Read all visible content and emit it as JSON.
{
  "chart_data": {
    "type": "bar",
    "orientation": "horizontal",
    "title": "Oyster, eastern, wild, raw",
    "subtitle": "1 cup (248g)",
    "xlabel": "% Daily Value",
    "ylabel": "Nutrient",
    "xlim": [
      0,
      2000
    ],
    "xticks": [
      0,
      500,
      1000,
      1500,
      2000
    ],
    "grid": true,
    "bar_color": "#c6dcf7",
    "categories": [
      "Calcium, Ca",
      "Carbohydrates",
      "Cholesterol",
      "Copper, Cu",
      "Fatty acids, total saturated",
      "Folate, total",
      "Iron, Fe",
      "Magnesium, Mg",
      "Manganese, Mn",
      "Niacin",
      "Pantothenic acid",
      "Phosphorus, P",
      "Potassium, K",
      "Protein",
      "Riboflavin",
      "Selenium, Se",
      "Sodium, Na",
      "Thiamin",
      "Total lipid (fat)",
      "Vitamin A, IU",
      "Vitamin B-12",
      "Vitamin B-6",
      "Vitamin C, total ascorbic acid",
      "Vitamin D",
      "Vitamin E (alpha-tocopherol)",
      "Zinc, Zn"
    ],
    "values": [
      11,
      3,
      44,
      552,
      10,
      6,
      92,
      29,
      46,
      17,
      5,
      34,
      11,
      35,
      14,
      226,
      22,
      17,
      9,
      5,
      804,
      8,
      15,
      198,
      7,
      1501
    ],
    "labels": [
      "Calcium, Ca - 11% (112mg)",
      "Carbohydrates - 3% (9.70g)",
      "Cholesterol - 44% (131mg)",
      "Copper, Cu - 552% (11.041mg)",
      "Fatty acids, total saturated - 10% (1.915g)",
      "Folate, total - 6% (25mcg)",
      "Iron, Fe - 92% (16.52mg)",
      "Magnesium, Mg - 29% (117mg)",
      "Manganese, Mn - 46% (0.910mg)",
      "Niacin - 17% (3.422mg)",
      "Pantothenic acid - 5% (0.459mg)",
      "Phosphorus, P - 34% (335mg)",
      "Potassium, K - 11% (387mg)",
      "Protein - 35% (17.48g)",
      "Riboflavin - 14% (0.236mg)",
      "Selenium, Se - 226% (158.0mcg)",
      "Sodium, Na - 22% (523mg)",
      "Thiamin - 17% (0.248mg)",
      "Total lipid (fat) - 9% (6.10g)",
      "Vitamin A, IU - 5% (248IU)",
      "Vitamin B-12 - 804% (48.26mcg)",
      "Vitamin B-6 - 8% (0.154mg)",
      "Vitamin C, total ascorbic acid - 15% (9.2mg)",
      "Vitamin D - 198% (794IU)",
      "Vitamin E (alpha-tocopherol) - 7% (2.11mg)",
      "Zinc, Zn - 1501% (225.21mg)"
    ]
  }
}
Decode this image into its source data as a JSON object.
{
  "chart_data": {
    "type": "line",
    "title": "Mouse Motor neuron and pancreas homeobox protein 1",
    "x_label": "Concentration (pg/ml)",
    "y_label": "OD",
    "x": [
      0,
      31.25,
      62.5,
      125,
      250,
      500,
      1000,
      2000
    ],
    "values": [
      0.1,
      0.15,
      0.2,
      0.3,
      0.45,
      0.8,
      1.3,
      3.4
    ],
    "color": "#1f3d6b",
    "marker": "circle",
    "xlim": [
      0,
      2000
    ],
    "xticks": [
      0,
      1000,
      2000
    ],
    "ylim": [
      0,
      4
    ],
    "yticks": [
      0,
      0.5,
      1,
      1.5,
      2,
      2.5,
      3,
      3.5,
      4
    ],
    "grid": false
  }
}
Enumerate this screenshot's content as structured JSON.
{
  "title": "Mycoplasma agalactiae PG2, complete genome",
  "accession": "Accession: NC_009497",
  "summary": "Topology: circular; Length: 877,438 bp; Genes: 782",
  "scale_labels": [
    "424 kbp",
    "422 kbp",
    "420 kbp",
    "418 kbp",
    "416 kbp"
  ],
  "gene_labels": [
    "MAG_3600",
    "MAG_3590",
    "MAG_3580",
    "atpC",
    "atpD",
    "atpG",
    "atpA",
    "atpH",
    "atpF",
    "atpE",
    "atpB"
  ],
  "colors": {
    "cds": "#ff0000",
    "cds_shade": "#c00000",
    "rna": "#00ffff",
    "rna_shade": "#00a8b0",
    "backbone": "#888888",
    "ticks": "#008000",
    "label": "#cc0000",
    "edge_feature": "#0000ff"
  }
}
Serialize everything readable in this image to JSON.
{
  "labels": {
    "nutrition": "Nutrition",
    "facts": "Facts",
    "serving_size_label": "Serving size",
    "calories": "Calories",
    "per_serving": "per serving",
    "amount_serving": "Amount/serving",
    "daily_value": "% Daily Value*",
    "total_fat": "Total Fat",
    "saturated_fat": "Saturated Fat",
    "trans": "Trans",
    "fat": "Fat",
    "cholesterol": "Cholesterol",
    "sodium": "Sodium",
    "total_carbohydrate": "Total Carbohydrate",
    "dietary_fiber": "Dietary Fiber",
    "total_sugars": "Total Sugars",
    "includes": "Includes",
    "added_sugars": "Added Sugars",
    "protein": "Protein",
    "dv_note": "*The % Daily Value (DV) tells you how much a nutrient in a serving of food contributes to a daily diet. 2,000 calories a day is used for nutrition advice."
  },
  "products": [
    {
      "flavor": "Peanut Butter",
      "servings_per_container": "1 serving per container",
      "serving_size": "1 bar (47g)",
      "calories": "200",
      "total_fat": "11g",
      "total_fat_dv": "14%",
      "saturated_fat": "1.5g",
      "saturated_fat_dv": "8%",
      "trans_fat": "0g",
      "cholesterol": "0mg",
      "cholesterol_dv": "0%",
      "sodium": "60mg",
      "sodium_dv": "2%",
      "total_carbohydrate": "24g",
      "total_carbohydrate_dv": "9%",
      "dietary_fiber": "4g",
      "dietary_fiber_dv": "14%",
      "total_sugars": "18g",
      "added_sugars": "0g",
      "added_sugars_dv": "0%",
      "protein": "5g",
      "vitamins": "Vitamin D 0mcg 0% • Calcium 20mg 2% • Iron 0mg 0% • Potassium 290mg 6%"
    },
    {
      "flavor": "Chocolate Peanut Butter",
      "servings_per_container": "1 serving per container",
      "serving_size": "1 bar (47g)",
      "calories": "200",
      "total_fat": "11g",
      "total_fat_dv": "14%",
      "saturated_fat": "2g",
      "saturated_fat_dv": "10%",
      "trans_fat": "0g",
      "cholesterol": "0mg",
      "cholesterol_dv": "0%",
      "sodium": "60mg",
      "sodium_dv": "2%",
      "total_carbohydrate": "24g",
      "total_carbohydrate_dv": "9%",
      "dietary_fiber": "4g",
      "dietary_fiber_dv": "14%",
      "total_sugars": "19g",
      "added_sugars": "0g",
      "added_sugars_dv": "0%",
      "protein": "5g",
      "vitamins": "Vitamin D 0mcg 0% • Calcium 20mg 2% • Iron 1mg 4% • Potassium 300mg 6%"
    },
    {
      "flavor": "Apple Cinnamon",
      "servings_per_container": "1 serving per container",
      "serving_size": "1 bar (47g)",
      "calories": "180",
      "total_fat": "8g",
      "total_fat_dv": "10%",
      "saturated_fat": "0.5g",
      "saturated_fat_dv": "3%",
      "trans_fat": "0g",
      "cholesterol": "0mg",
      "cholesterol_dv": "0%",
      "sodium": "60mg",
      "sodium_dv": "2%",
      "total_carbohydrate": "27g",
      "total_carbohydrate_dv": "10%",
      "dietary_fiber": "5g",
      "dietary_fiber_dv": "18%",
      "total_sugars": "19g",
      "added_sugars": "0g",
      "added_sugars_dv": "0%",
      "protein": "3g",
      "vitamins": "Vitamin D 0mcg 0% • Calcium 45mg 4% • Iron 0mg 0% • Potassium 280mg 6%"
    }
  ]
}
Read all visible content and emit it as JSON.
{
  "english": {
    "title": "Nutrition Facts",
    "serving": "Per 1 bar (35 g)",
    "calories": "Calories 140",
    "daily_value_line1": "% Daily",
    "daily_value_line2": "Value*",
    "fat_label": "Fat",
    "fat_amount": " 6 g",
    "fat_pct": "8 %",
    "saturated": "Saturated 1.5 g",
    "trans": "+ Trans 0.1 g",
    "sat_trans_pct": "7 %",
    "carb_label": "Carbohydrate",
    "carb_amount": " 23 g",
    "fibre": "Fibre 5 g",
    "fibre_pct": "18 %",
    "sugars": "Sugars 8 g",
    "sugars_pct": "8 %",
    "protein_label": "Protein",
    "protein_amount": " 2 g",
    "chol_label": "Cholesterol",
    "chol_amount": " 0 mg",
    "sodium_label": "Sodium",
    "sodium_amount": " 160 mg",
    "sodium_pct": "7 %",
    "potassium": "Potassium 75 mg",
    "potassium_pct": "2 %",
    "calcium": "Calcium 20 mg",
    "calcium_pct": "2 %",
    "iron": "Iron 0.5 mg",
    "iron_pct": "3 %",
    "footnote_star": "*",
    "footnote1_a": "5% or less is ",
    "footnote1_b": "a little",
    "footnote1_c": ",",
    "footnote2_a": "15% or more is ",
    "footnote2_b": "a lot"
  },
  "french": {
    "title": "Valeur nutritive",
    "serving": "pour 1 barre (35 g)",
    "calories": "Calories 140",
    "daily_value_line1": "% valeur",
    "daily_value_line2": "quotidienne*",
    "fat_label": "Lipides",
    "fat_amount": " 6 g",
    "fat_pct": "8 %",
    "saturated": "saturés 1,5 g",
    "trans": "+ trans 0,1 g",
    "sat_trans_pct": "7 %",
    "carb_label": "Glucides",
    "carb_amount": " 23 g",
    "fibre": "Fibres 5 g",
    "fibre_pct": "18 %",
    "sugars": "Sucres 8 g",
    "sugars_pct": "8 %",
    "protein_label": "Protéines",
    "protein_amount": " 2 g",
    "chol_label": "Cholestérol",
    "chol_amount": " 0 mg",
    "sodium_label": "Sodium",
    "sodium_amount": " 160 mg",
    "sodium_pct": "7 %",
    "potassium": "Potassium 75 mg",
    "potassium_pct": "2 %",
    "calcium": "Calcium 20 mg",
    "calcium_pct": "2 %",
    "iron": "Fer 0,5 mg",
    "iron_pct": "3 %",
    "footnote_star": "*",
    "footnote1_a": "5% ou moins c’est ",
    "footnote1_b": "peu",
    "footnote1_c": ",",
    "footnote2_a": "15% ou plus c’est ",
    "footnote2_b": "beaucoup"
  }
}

※

◆ Problem to solve ◆
Return every line of the entries above that the string "ascorbic" appears in.

◆ Task result ◆
      "Vitamin C, total ascorbic acid",
      "Vitamin C, total ascorbic acid - 15% (9.2mg)",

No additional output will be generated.